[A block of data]
»»

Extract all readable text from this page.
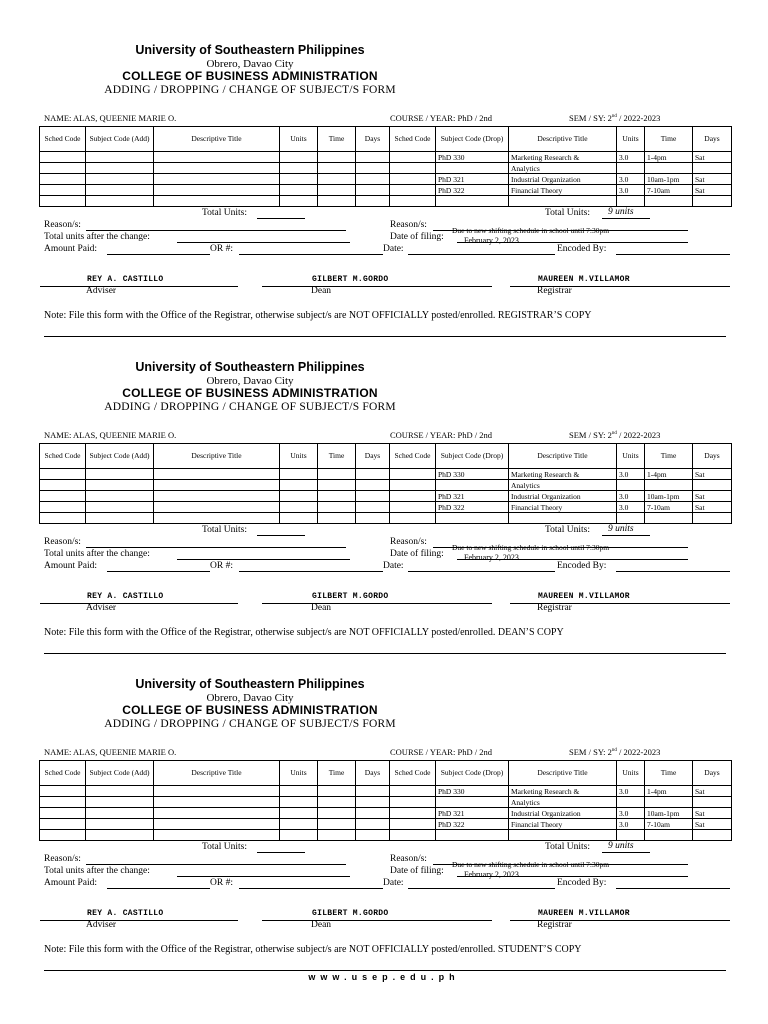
University of Southeastern Philippines
Obrero, Davao City
COLLEGE OF BUSINESS ADMINISTRATION
ADDING / DROPPING / CHANGE OF SUBJECT/S FORM
NAME: ALAS, QUEENIE MARIE O.	COURSE / YEAR: PhD / 2nd	SEM / SY: 2nd / 2022-2023
Sched Code	Subject Code (Add)	Descriptive Title	Units	Time	Days	Sched Code	Subject Code (Drop)	Descriptive Title	Units	Time	Days
							PhD 330	Marketing Research &	3.0	1-4pm	Sat
								Analytics			
							PhD 321	Industrial Organization	3.0	10am-1pm	Sat
							PhD 322	Financial Theory	3.0	7-10am	Sat

Total Units:	Total Units: 9 units
Reason/s:	Reason/s:
Due to new shifting schedule in school until 7:30pm
Total units after the change:	Date of filing:	February 2, 2023
Amount Paid:	OR #:	Date:	Encoded By:
REY A. CASTILLO
Adviser
GILBERT M.GORDO
Dean
MAUREEN M.VILLAMOR
Registrar
Note: File this form with the Office of the Registrar, otherwise subject/s are NOT OFFICIALLY posted/enrolled. REGISTRAR’S COPY
University of Southeastern Philippines
Obrero, Davao City
COLLEGE OF BUSINESS ADMINISTRATION
ADDING / DROPPING / CHANGE OF SUBJECT/S FORM
NAME: ALAS, QUEENIE MARIE O.	COURSE / YEAR: PhD / 2nd	SEM / SY: 2nd / 2022-2023
Sched Code	Subject Code (Add)	Descriptive Title	Units	Time	Days	Sched Code	Subject Code (Drop)	Descriptive Title	Units	Time	Days
							PhD 330	Marketing Research &	3.0	1-4pm	Sat
								Analytics			
							PhD 321	Industrial Organization	3.0	10am-1pm	Sat
							PhD 322	Financial Theory	3.0	7-10am	Sat

Total Units:	Total Units: 9 units
Reason/s:	Reason/s:
Due to new shifting schedule in school until 7:30pm
Total units after the change:	Date of filing:	February 2, 2023
Amount Paid:	OR #:	Date:	Encoded By:
REY A. CASTILLO
Adviser
GILBERT M.GORDO
Dean
MAUREEN M.VILLAMOR
Registrar
Note: File this form with the Office of the Registrar, otherwise subject/s are NOT OFFICIALLY posted/enrolled. DEAN’S COPY
University of Southeastern Philippines
Obrero, Davao City
COLLEGE OF BUSINESS ADMINISTRATION
ADDING / DROPPING / CHANGE OF SUBJECT/S FORM
NAME: ALAS, QUEENIE MARIE O.	COURSE / YEAR: PhD / 2nd	SEM / SY: 2nd / 2022-2023
Sched Code	Subject Code (Add)	Descriptive Title	Units	Time	Days	Sched Code	Subject Code (Drop)	Descriptive Title	Units	Time	Days
							PhD 330	Marketing Research &	3.0	1-4pm	Sat
								Analytics			
							PhD 321	Industrial Organization	3.0	10am-1pm	Sat
							PhD 322	Financial Theory	3.0	7-10am	Sat

Total Units:	Total Units: 9 units
Reason/s:	Reason/s:
Due to new shifting schedule in school until 7:30pm
Total units after the change:	Date of filing:	February 2, 2023
Amount Paid:	OR #:	Date:	Encoded By:
REY A. CASTILLO
Adviser
GILBERT M.GORDO
Dean
MAUREEN M.VILLAMOR
Registrar
Note: File this form with the Office of the Registrar, otherwise subject/s are NOT OFFICIALLY posted/enrolled. STUDENT’S COPY
www.usep.edu.ph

««

> WHAT THIS TASK INVOLVES: Skip the pictures and transcribe the rest of the records exactly.

> COMPLETE RESPONSE:
Extract all readable text from this page.
University of Southeastern Philippines
Obrero, Davao City
COLLEGE OF BUSINESS ADMINISTRATION
ADDING / DROPPING / CHANGE OF SUBJECT/S FORM
NAME: ALAS, QUEENIE MARIE O.	COURSE / YEAR: PhD / 2nd	SEM / SY: 2nd / 2022-2023
Sched Code	Subject Code (Add)	Descriptive Title	Units	Time	Days	Sched Code	Subject Code (Drop)	Descriptive Title	Units	Time	Days
							PhD 330	Marketing Research &	3.0	1-4pm	Sat
								Analytics			
							PhD 321	Industrial Organization	3.0	10am-1pm	Sat
							PhD 322	Financial Theory	3.0	7-10am	Sat

Total Units:	Total Units: 9 units
Reason/s:	Reason/s:
Due to new shifting schedule in school until 7:30pm
Total units after the change:	Date of filing:	February 2, 2023
Amount Paid:	OR #:	Date:	Encoded By:
REY A. CASTILLO
Adviser
GILBERT M.GORDO
Dean
MAUREEN M.VILLAMOR
Registrar
Note: File this form with the Office of the Registrar, otherwise subject/s are NOT OFFICIALLY posted/enrolled. REGISTRAR’S COPY
University of Southeastern Philippines
Obrero, Davao City
COLLEGE OF BUSINESS ADMINISTRATION
ADDING / DROPPING / CHANGE OF SUBJECT/S FORM
NAME: ALAS, QUEENIE MARIE O.	COURSE / YEAR: PhD / 2nd	SEM / SY: 2nd / 2022-2023
Sched Code	Subject Code (Add)	Descriptive Title	Units	Time	Days	Sched Code	Subject Code (Drop)	Descriptive Title	Units	Time	Days
							PhD 330	Marketing Research &	3.0	1-4pm	Sat
								Analytics			
							PhD 321	Industrial Organization	3.0	10am-1pm	Sat
							PhD 322	Financial Theory	3.0	7-10am	Sat

Total Units:	Total Units: 9 units
Reason/s:	Reason/s:
Due to new shifting schedule in school until 7:30pm
Total units after the change:	Date of filing:	February 2, 2023
Amount Paid:	OR #:	Date:	Encoded By:
REY A. CASTILLO
Adviser
GILBERT M.GORDO
Dean
MAUREEN M.VILLAMOR
Registrar
Note: File this form with the Office of the Registrar, otherwise subject/s are NOT OFFICIALLY posted/enrolled. DEAN’S COPY
University of Southeastern Philippines
Obrero, Davao City
COLLEGE OF BUSINESS ADMINISTRATION
ADDING / DROPPING / CHANGE OF SUBJECT/S FORM
NAME: ALAS, QUEENIE MARIE O.	COURSE / YEAR: PhD / 2nd	SEM / SY: 2nd / 2022-2023
Sched Code	Subject Code (Add)	Descriptive Title	Units	Time	Days	Sched Code	Subject Code (Drop)	Descriptive Title	Units	Time	Days
							PhD 330	Marketing Research &	3.0	1-4pm	Sat
								Analytics			
							PhD 321	Industrial Organization	3.0	10am-1pm	Sat
							PhD 322	Financial Theory	3.0	7-10am	Sat

Total Units:	Total Units: 9 units
Reason/s:	Reason/s:
Due to new shifting schedule in school until 7:30pm
Total units after the change:	Date of filing:	February 2, 2023
Amount Paid:	OR #:	Date:	Encoded By:
REY A. CASTILLO
Adviser
GILBERT M.GORDO
Dean
MAUREEN M.VILLAMOR
Registrar
Note: File this form with the Office of the Registrar, otherwise subject/s are NOT OFFICIALLY posted/enrolled. STUDENT’S COPY
www.usep.edu.ph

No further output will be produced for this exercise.